Instruction :: Each record below is to be reproduced without any change.

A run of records
·····

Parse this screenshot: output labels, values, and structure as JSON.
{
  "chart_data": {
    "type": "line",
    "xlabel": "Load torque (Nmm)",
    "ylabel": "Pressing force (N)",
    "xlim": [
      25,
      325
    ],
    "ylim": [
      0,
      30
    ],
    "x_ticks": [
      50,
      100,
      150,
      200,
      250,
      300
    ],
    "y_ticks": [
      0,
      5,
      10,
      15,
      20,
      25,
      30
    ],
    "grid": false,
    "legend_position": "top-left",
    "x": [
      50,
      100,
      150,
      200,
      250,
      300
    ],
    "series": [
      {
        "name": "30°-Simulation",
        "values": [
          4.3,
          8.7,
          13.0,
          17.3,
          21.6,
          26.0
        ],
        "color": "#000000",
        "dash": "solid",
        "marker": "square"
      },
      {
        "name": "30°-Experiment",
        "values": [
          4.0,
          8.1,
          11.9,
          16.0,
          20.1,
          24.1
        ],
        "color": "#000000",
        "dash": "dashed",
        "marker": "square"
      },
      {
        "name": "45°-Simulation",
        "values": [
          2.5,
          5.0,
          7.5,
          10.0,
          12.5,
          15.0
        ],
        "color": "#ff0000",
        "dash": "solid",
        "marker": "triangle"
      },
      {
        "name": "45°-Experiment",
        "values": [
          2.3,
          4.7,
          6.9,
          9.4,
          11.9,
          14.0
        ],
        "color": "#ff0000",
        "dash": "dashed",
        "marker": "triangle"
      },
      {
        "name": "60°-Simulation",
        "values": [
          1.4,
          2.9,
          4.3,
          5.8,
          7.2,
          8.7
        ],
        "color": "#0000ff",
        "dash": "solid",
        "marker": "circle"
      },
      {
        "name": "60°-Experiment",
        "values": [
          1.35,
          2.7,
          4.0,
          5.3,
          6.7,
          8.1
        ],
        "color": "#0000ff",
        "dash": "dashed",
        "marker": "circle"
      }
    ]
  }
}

·····

Response to this task ::
Parse this screenshot: output labels, values, and structure as JSON.
{
  "chart_data": {
    "type": "line",
    "xlabel": "Load torque (Nmm)",
    "ylabel": "Pressing force (N)",
    "xlim": [
      25,
      325
    ],
    "ylim": [
      0,
      30
    ],
    "x_ticks": [
      50,
      100,
      150,
      200,
      250,
      300
    ],
    "y_ticks": [
      0,
      5,
      10,
      15,
      20,
      25,
      30
    ],
    "grid": false,
    "legend_position": "top-left",
    "x": [
      50,
      100,
      150,
      200,
      250,
      300
    ],
    "series": [
      {
        "name": "30°-Simulation",
        "values": [
          4.3,
          8.7,
          13.0,
          17.3,
          21.6,
          26.0
        ],
        "color": "#000000",
        "dash": "solid",
        "marker": "square"
      },
      {
        "name": "30°-Experiment",
        "values": [
          4.0,
          8.1,
          11.9,
          16.0,
          20.1,
          24.1
        ],
        "color": "#000000",
        "dash": "dashed",
        "marker": "square"
      },
      {
        "name": "45°-Simulation",
        "values": [
          2.5,
          5.0,
          7.5,
          10.0,
          12.5,
          15.0
        ],
        "color": "#ff0000",
        "dash": "solid",
        "marker": "triangle"
      },
      {
        "name": "45°-Experiment",
        "values": [
          2.3,
          4.7,
          6.9,
          9.4,
          11.9,
          14.0
        ],
        "color": "#ff0000",
        "dash": "dashed",
        "marker": "triangle"
      },
      {
        "name": "60°-Simulation",
        "values": [
          1.4,
          2.9,
          4.3,
          5.8,
          7.2,
          8.7
        ],
        "color": "#0000ff",
        "dash": "solid",
        "marker": "circle"
      },
      {
        "name": "60°-Experiment",
        "values": [
          1.35,
          2.7,
          4.0,
          5.3,
          6.7,
          8.1
        ],
        "color": "#0000ff",
        "dash": "dashed",
        "marker": "circle"
      }
    ]
  }
}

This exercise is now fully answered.